- **GIVEN REQUEST**:
Below is a listing to transcribe in full and exactly; keep the pictures out.
((
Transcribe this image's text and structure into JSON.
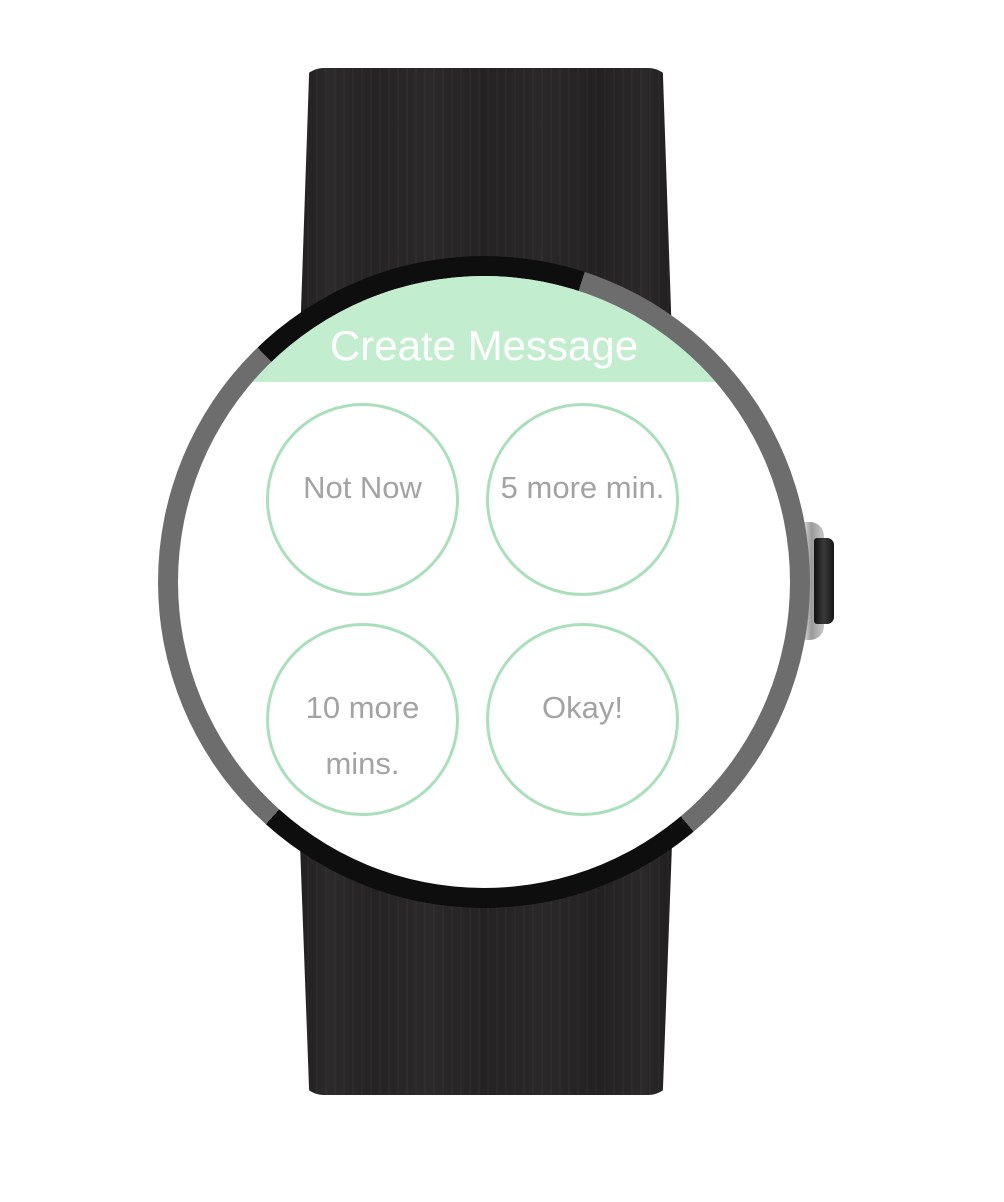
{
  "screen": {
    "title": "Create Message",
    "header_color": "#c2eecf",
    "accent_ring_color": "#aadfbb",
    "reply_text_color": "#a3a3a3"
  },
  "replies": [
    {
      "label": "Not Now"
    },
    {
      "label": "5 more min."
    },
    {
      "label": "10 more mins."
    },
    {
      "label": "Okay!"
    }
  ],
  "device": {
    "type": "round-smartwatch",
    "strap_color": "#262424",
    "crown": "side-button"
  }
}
))
- **CORRECT RESPONSE**:
Transcribe this image's text and structure into JSON.
{
  "screen": {
    "title": "Create Message",
    "header_color": "#c2eecf",
    "accent_ring_color": "#aadfbb",
    "reply_text_color": "#a3a3a3"
  },
  "replies": [
    {
      "label": "Not Now"
    },
    {
      "label": "5 more min."
    },
    {
      "label": "10 more mins."
    },
    {
      "label": "Okay!"
    }
  ],
  "device": {
    "type": "round-smartwatch",
    "strap_color": "#262424",
    "crown": "side-button"
  }
}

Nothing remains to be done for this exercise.